## INSTRUCTIONS FOR THE TASK
Reproduce the material word for word; the images stay out.

(Collected data)

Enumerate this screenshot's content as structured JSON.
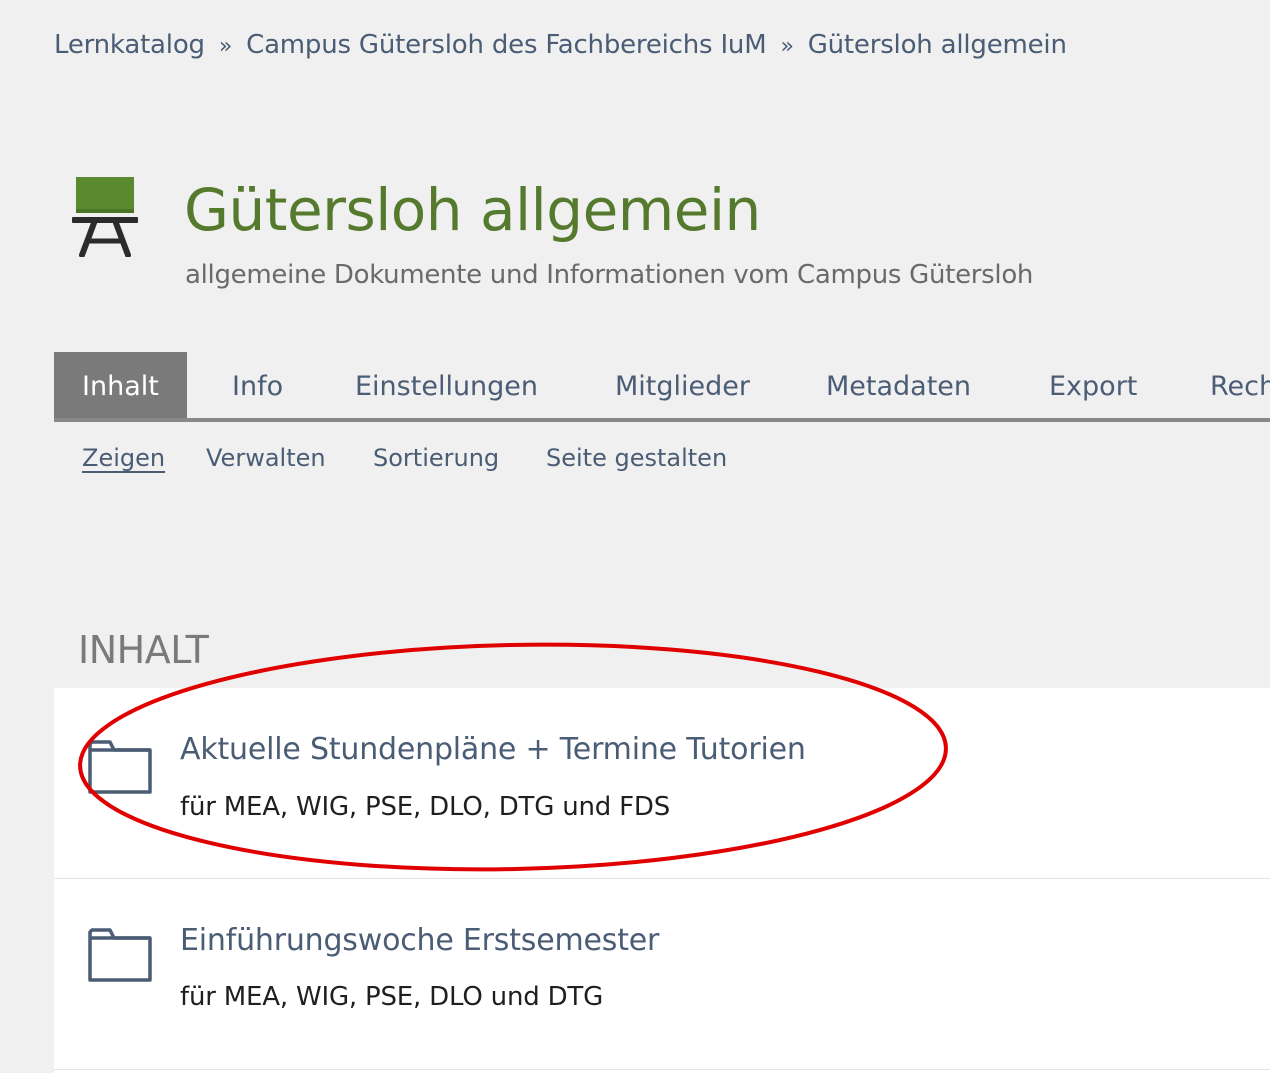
{
  "breadcrumb": {
    "items": [
      "Lernkatalog",
      "Campus Gütersloh des Fachbereichs IuM",
      "Gütersloh allgemein"
    ],
    "separator": "»"
  },
  "header": {
    "icon": "course-board-icon",
    "title": "Gütersloh allgemein",
    "description": "allgemeine Dokumente und Informationen vom Campus Gütersloh",
    "title_color": "#557a2e"
  },
  "tabs": [
    {
      "label": "Inhalt",
      "active": true
    },
    {
      "label": "Info",
      "active": false
    },
    {
      "label": "Einstellungen",
      "active": false
    },
    {
      "label": "Mitglieder",
      "active": false
    },
    {
      "label": "Metadaten",
      "active": false
    },
    {
      "label": "Export",
      "active": false
    },
    {
      "label": "Rech",
      "active": false
    }
  ],
  "subtabs": [
    {
      "label": "Zeigen",
      "active": true
    },
    {
      "label": "Verwalten",
      "active": false
    },
    {
      "label": "Sortierung",
      "active": false
    },
    {
      "label": "Seite gestalten",
      "active": false
    }
  ],
  "content": {
    "heading": "INHALT",
    "items": [
      {
        "icon": "folder-icon",
        "title": "Aktuelle Stundenpläne + Termine Tutorien",
        "description": "für MEA, WIG, PSE, DLO, DTG und FDS"
      },
      {
        "icon": "folder-icon",
        "title": "Einführungswoche Erstsemester",
        "description": "für MEA, WIG, PSE, DLO und DTG"
      }
    ]
  },
  "annotation": {
    "type": "ellipse",
    "color": "#e00000"
  }
}
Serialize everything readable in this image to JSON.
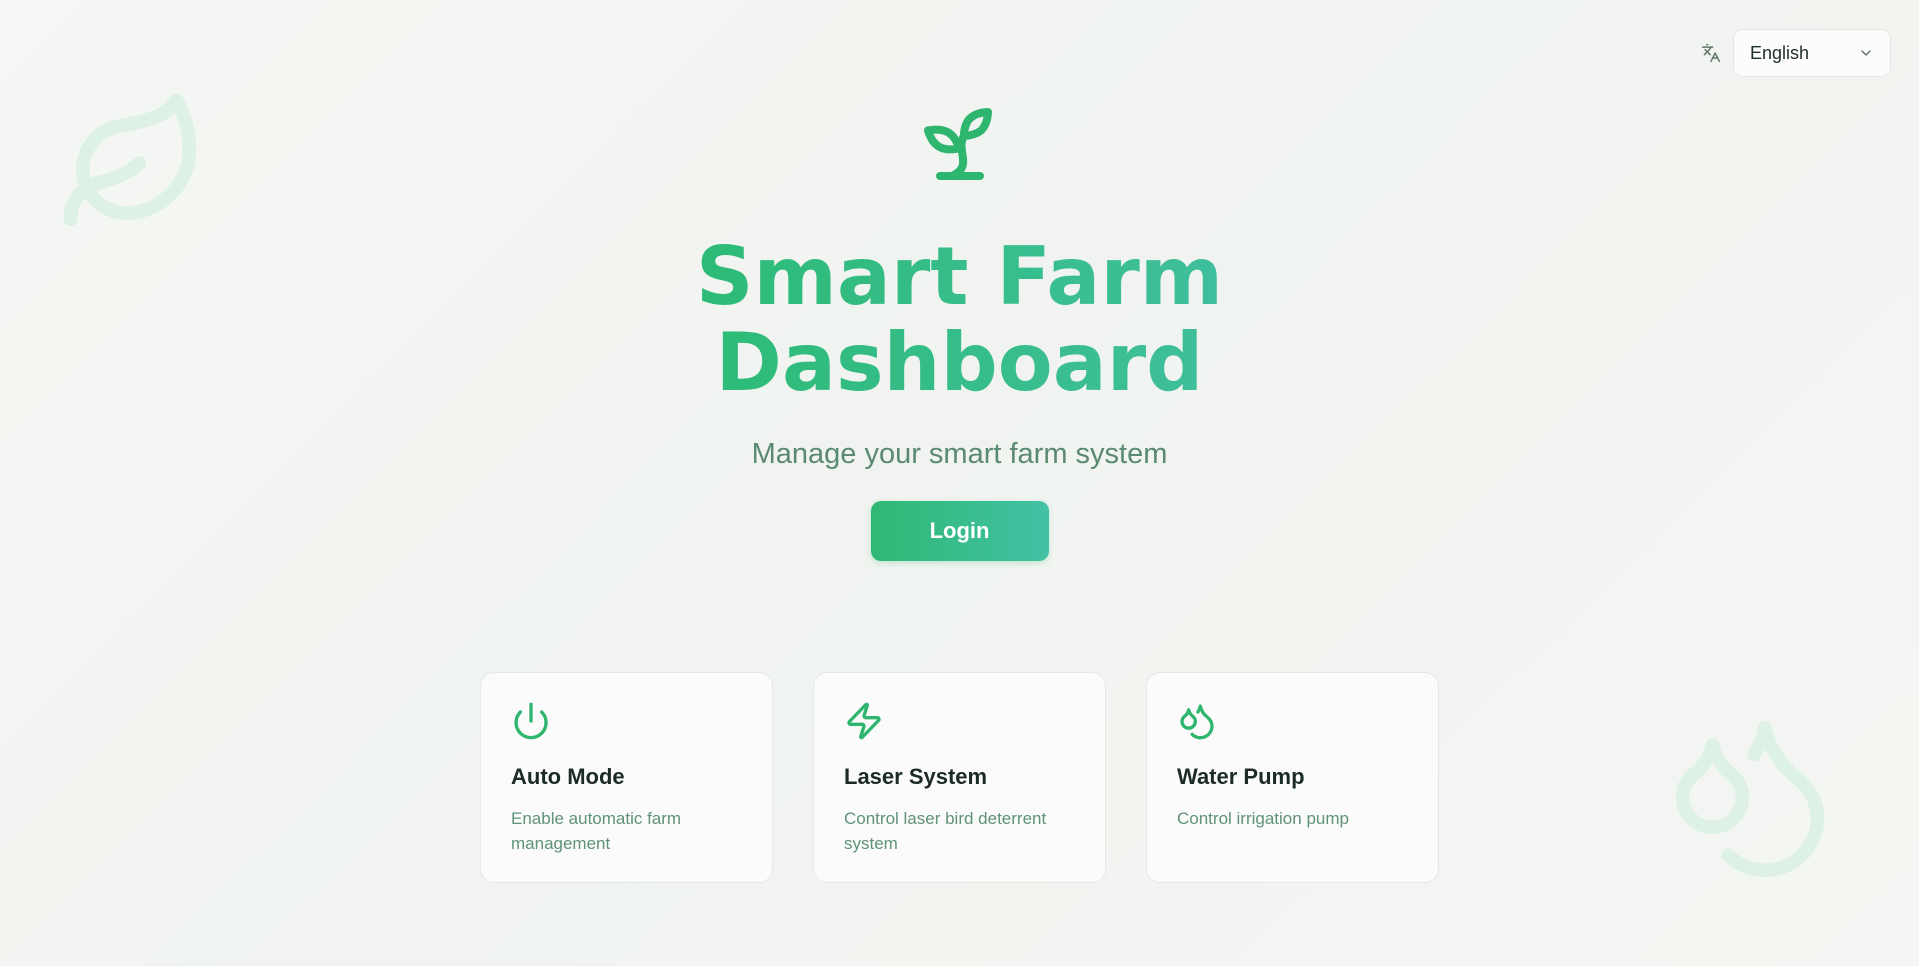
{
  "language": {
    "selected": "English",
    "icon": "translate-icon",
    "chevron": "chevron-down-icon"
  },
  "hero": {
    "icon": "sprout-icon",
    "title_line1": "Smart Farm",
    "title_line2": "Dashboard",
    "subtitle": "Manage your smart farm system",
    "login_label": "Login"
  },
  "features": [
    {
      "icon": "power-icon",
      "title": "Auto Mode",
      "description": "Enable automatic farm management"
    },
    {
      "icon": "zap-icon",
      "title": "Laser System",
      "description": "Control laser bird deterrent system"
    },
    {
      "icon": "droplets-icon",
      "title": "Water Pump",
      "description": "Control irrigation pump"
    }
  ],
  "decorations": [
    "leaf-icon",
    "droplets-icon"
  ],
  "colors": {
    "accent": "#2dbb76",
    "accent_secondary": "#43c1a5",
    "subtitle": "#5a8a70",
    "card_text": "#5f9277",
    "background": "#f2f5f1"
  }
}
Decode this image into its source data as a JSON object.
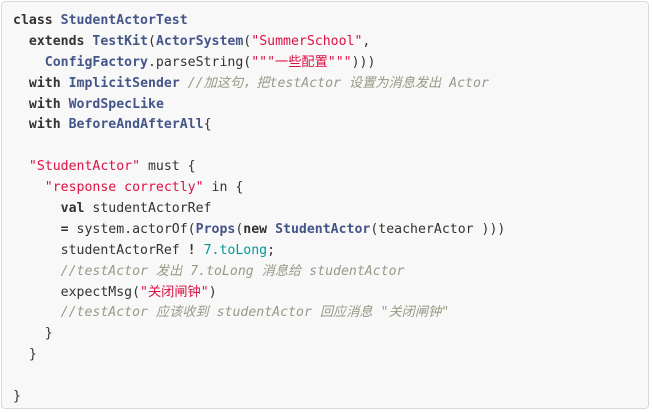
{
  "code_lines": [
    [
      {
        "t": "kw",
        "s": "class"
      },
      {
        "t": "plain",
        "s": " "
      },
      {
        "t": "type",
        "s": "StudentActorTest"
      }
    ],
    [
      {
        "t": "plain",
        "s": "  "
      },
      {
        "t": "kw",
        "s": "extends"
      },
      {
        "t": "plain",
        "s": " "
      },
      {
        "t": "type",
        "s": "TestKit"
      },
      {
        "t": "plain",
        "s": "("
      },
      {
        "t": "type",
        "s": "ActorSystem"
      },
      {
        "t": "plain",
        "s": "("
      },
      {
        "t": "str",
        "s": "\"SummerSchool\""
      },
      {
        "t": "plain",
        "s": ","
      }
    ],
    [
      {
        "t": "plain",
        "s": "    "
      },
      {
        "t": "type",
        "s": "ConfigFactory"
      },
      {
        "t": "plain",
        "s": ".parseString("
      },
      {
        "t": "str",
        "s": "\"\"\"一些配置\"\"\""
      },
      {
        "t": "plain",
        "s": ")))"
      }
    ],
    [
      {
        "t": "plain",
        "s": "  "
      },
      {
        "t": "kw",
        "s": "with"
      },
      {
        "t": "plain",
        "s": " "
      },
      {
        "t": "type",
        "s": "ImplicitSender"
      },
      {
        "t": "plain",
        "s": " "
      },
      {
        "t": "com",
        "s": "//加这句，把testActor 设置为消息发出 Actor"
      }
    ],
    [
      {
        "t": "plain",
        "s": "  "
      },
      {
        "t": "kw",
        "s": "with"
      },
      {
        "t": "plain",
        "s": " "
      },
      {
        "t": "type",
        "s": "WordSpecLike"
      }
    ],
    [
      {
        "t": "plain",
        "s": "  "
      },
      {
        "t": "kw",
        "s": "with"
      },
      {
        "t": "plain",
        "s": " "
      },
      {
        "t": "type",
        "s": "BeforeAndAfterAll"
      },
      {
        "t": "plain",
        "s": "{"
      }
    ],
    [],
    [
      {
        "t": "plain",
        "s": "  "
      },
      {
        "t": "str",
        "s": "\"StudentActor\""
      },
      {
        "t": "plain",
        "s": " must {"
      }
    ],
    [
      {
        "t": "plain",
        "s": "    "
      },
      {
        "t": "str",
        "s": "\"response correctly\""
      },
      {
        "t": "plain",
        "s": " in {"
      }
    ],
    [
      {
        "t": "plain",
        "s": "      "
      },
      {
        "t": "kw",
        "s": "val"
      },
      {
        "t": "plain",
        "s": " studentActorRef"
      }
    ],
    [
      {
        "t": "plain",
        "s": "      "
      },
      {
        "t": "op",
        "s": "="
      },
      {
        "t": "plain",
        "s": " system.actorOf("
      },
      {
        "t": "type",
        "s": "Props"
      },
      {
        "t": "plain",
        "s": "("
      },
      {
        "t": "kw",
        "s": "new"
      },
      {
        "t": "plain",
        "s": " "
      },
      {
        "t": "type",
        "s": "StudentActor"
      },
      {
        "t": "plain",
        "s": "(teacherActor )))"
      }
    ],
    [
      {
        "t": "plain",
        "s": "      studentActorRef "
      },
      {
        "t": "op",
        "s": "!"
      },
      {
        "t": "plain",
        "s": " "
      },
      {
        "t": "num",
        "s": "7.toLong"
      },
      {
        "t": "plain",
        "s": ";"
      }
    ],
    [
      {
        "t": "plain",
        "s": "      "
      },
      {
        "t": "com",
        "s": "//testActor 发出 7.toLong 消息给 studentActor"
      }
    ],
    [
      {
        "t": "plain",
        "s": "      expectMsg("
      },
      {
        "t": "str",
        "s": "\"关闭闸钟\""
      },
      {
        "t": "plain",
        "s": ")"
      }
    ],
    [
      {
        "t": "plain",
        "s": "      "
      },
      {
        "t": "com",
        "s": "//testActor 应该收到 studentActor 回应消息 \"关闭闸钟\""
      }
    ],
    [
      {
        "t": "plain",
        "s": "    }"
      }
    ],
    [
      {
        "t": "plain",
        "s": "  }"
      }
    ],
    [],
    [
      {
        "t": "plain",
        "s": "}"
      }
    ]
  ]
}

## RESULT FOR THIS TASK
Enumerate this screenshot's content as structured JSON.
{
  "breadcrumb": {
    "items": [
      "Lernkatalog",
      "Campus Gütersloh des Fachbereichs IuM",
      "Gütersloh allgemein"
    ],
    "separator": "»"
  },
  "header": {
    "icon": "course-board-icon",
    "title": "Gütersloh allgemein",
    "description": "allgemeine Dokumente und Informationen vom Campus Gütersloh",
    "title_color": "#557a2e"
  },
  "tabs": [
    {
      "label": "Inhalt",
      "active": true
    },
    {
      "label": "Info",
      "active": false
    },
    {
      "label": "Einstellungen",
      "active": false
    },
    {
      "label": "Mitglieder",
      "active": false
    },
    {
      "label": "Metadaten",
      "active": false
    },
    {
      "label": "Export",
      "active": false
    },
    {
      "label": "Rech",
      "active": false
    }
  ],
  "subtabs": [
    {
      "label": "Zeigen",
      "active": true
    },
    {
      "label": "Verwalten",
      "active": false
    },
    {
      "label": "Sortierung",
      "active": false
    },
    {
      "label": "Seite gestalten",
      "active": false
    }
  ],
  "content": {
    "heading": "INHALT",
    "items": [
      {
        "icon": "folder-icon",
        "title": "Aktuelle Stundenpläne + Termine Tutorien",
        "description": "für MEA, WIG, PSE, DLO, DTG und FDS"
      },
      {
        "icon": "folder-icon",
        "title": "Einführungswoche Erstsemester",
        "description": "für MEA, WIG, PSE, DLO und DTG"
      }
    ]
  },
  "annotation": {
    "type": "ellipse",
    "color": "#e00000"
  }
}
Serialize everything readable in this image to JSON.
{
  "language": {
    "selected": "English",
    "icon": "translate-icon",
    "chevron": "chevron-down-icon"
  },
  "hero": {
    "icon": "sprout-icon",
    "title_line1": "Smart Farm",
    "title_line2": "Dashboard",
    "subtitle": "Manage your smart farm system",
    "login_label": "Login"
  },
  "features": [
    {
      "icon": "power-icon",
      "title": "Auto Mode",
      "description": "Enable automatic farm management"
    },
    {
      "icon": "zap-icon",
      "title": "Laser System",
      "description": "Control laser bird deterrent system"
    },
    {
      "icon": "droplets-icon",
      "title": "Water Pump",
      "description": "Control irrigation pump"
    }
  ],
  "decorations": [
    "leaf-icon",
    "droplets-icon"
  ],
  "colors": {
    "accent": "#2dbb76",
    "accent_secondary": "#43c1a5",
    "subtitle": "#5a8a70",
    "card_text": "#5f9277",
    "background": "#f2f5f1"
  }
}
Decode this image into its source data as a JSON object.
{
  "code_lines": [
    [
      {
        "t": "kw",
        "s": "class"
      },
      {
        "t": "plain",
        "s": " "
      },
      {
        "t": "type",
        "s": "StudentActorTest"
      }
    ],
    [
      {
        "t": "plain",
        "s": "  "
      },
      {
        "t": "kw",
        "s": "extends"
      },
      {
        "t": "plain",
        "s": " "
      },
      {
        "t": "type",
        "s": "TestKit"
      },
      {
        "t": "plain",
        "s": "("
      },
      {
        "t": "type",
        "s": "ActorSystem"
      },
      {
        "t": "plain",
        "s": "("
      },
      {
        "t": "str",
        "s": "\"SummerSchool\""
      },
      {
        "t": "plain",
        "s": ","
      }
    ],
    [
      {
        "t": "plain",
        "s": "    "
      },
      {
        "t": "type",
        "s": "ConfigFactory"
      },
      {
        "t": "plain",
        "s": ".parseString("
      },
      {
        "t": "str",
        "s": "\"\"\"一些配置\"\"\""
      },
      {
        "t": "plain",
        "s": ")))"
      }
    ],
    [
      {
        "t": "plain",
        "s": "  "
      },
      {
        "t": "kw",
        "s": "with"
      },
      {
        "t": "plain",
        "s": " "
      },
      {
        "t": "type",
        "s": "ImplicitSender"
      },
      {
        "t": "plain",
        "s": " "
      },
      {
        "t": "com",
        "s": "//加这句，把testActor 设置为消息发出 Actor"
      }
    ],
    [
      {
        "t": "plain",
        "s": "  "
      },
      {
        "t": "kw",
        "s": "with"
      },
      {
        "t": "plain",
        "s": " "
      },
      {
        "t": "type",
        "s": "WordSpecLike"
      }
    ],
    [
      {
        "t": "plain",
        "s": "  "
      },
      {
        "t": "kw",
        "s": "with"
      },
      {
        "t": "plain",
        "s": " "
      },
      {
        "t": "type",
        "s": "BeforeAndAfterAll"
      },
      {
        "t": "plain",
        "s": "{"
      }
    ],
    [],
    [
      {
        "t": "plain",
        "s": "  "
      },
      {
        "t": "str",
        "s": "\"StudentActor\""
      },
      {
        "t": "plain",
        "s": " must {"
      }
    ],
    [
      {
        "t": "plain",
        "s": "    "
      },
      {
        "t": "str",
        "s": "\"response correctly\""
      },
      {
        "t": "plain",
        "s": " in {"
      }
    ],
    [
      {
        "t": "plain",
        "s": "      "
      },
      {
        "t": "kw",
        "s": "val"
      },
      {
        "t": "plain",
        "s": " studentActorRef"
      }
    ],
    [
      {
        "t": "plain",
        "s": "      "
      },
      {
        "t": "op",
        "s": "="
      },
      {
        "t": "plain",
        "s": " system.actorOf("
      },
      {
        "t": "type",
        "s": "Props"
      },
      {
        "t": "plain",
        "s": "("
      },
      {
        "t": "kw",
        "s": "new"
      },
      {
        "t": "plain",
        "s": " "
      },
      {
        "t": "type",
        "s": "StudentActor"
      },
      {
        "t": "plain",
        "s": "(teacherActor )))"
      }
    ],
    [
      {
        "t": "plain",
        "s": "      studentActorRef "
      },
      {
        "t": "op",
        "s": "!"
      },
      {
        "t": "plain",
        "s": " "
      },
      {
        "t": "num",
        "s": "7.toLong"
      },
      {
        "t": "plain",
        "s": ";"
      }
    ],
    [
      {
        "t": "plain",
        "s": "      "
      },
      {
        "t": "com",
        "s": "//testActor 发出 7.toLong 消息给 studentActor"
      }
    ],
    [
      {
        "t": "plain",
        "s": "      expectMsg("
      },
      {
        "t": "str",
        "s": "\"关闭闸钟\""
      },
      {
        "t": "plain",
        "s": ")"
      }
    ],
    [
      {
        "t": "plain",
        "s": "      "
      },
      {
        "t": "com",
        "s": "//testActor 应该收到 studentActor 回应消息 \"关闭闸钟\""
      }
    ],
    [
      {
        "t": "plain",
        "s": "    }"
      }
    ],
    [
      {
        "t": "plain",
        "s": "  }"
      }
    ],
    [],
    [
      {
        "t": "plain",
        "s": "}"
      }
    ]
  ]
}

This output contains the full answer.